- EXERCISE DETAILS: Leaving out every picture, quote the data below exactly as it appears.

- DATASET RECORDS:
--------------------------------

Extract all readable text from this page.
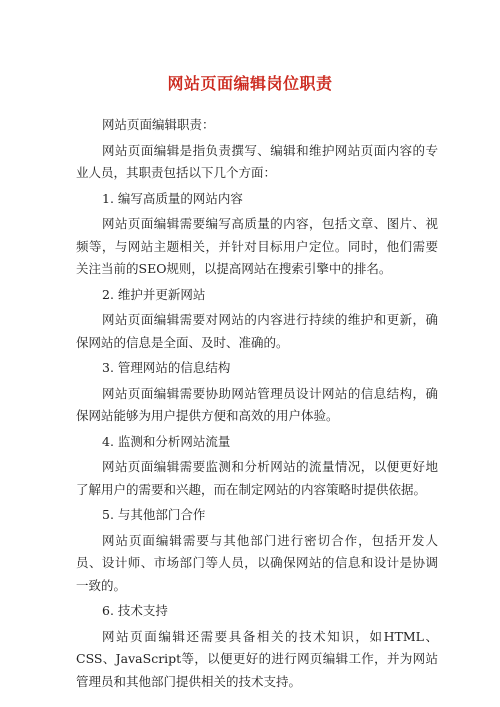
网站页面编辑岗位职责

网站页面编辑职责：

网站页面编辑是指负责撰写、编辑和维护网站页面内容的专业人员，其职责包括以下几个方面：

1. 编写高质量的网站内容

网站页面编辑需要编写高质量的内容，包括文章、图片、视频等，与网站主题相关，并针对目标用户定位。同时，他们需要关注当前的SEO规则，以提高网站在搜索引擎中的排名。

2. 维护并更新网站

网站页面编辑需要对网站的内容进行持续的维护和更新，确保网站的信息是全面、及时、准确的。

3. 管理网站的信息结构

网站页面编辑需要协助网站管理员设计网站的信息结构，确保网站能够为用户提供方便和高效的用户体验。

4. 监测和分析网站流量

网站页面编辑需要监测和分析网站的流量情况，以便更好地了解用户的需要和兴趣，而在制定网站的内容策略时提供依据。

5. 与其他部门合作

网站页面编辑需要与其他部门进行密切合作，包括开发人员、设计师、市场部门等人员，以确保网站的信息和设计是协调一致的。

6. 技术支持

网站页面编辑还需要具备相关的技术知识，如HTML、CSS、JavaScript等，以便更好的进行网页编辑工作，并为网站管理员和其他部门提供相关的技术支持。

--------------------------------

- FULL ANSWER:
Extract all readable text from this page.
网站页面编辑岗位职责

网站页面编辑职责：

网站页面编辑是指负责撰写、编辑和维护网站页面内容的专业人员，其职责包括以下几个方面：

1. 编写高质量的网站内容

网站页面编辑需要编写高质量的内容，包括文章、图片、视频等，与网站主题相关，并针对目标用户定位。同时，他们需要关注当前的SEO规则，以提高网站在搜索引擎中的排名。

2. 维护并更新网站

网站页面编辑需要对网站的内容进行持续的维护和更新，确保网站的信息是全面、及时、准确的。

3. 管理网站的信息结构

网站页面编辑需要协助网站管理员设计网站的信息结构，确保网站能够为用户提供方便和高效的用户体验。

4. 监测和分析网站流量

网站页面编辑需要监测和分析网站的流量情况，以便更好地了解用户的需要和兴趣，而在制定网站的内容策略时提供依据。

5. 与其他部门合作

网站页面编辑需要与其他部门进行密切合作，包括开发人员、设计师、市场部门等人员，以确保网站的信息和设计是协调一致的。

6. 技术支持

网站页面编辑还需要具备相关的技术知识，如HTML、CSS、JavaScript等，以便更好的进行网页编辑工作，并为网站管理员和其他部门提供相关的技术支持。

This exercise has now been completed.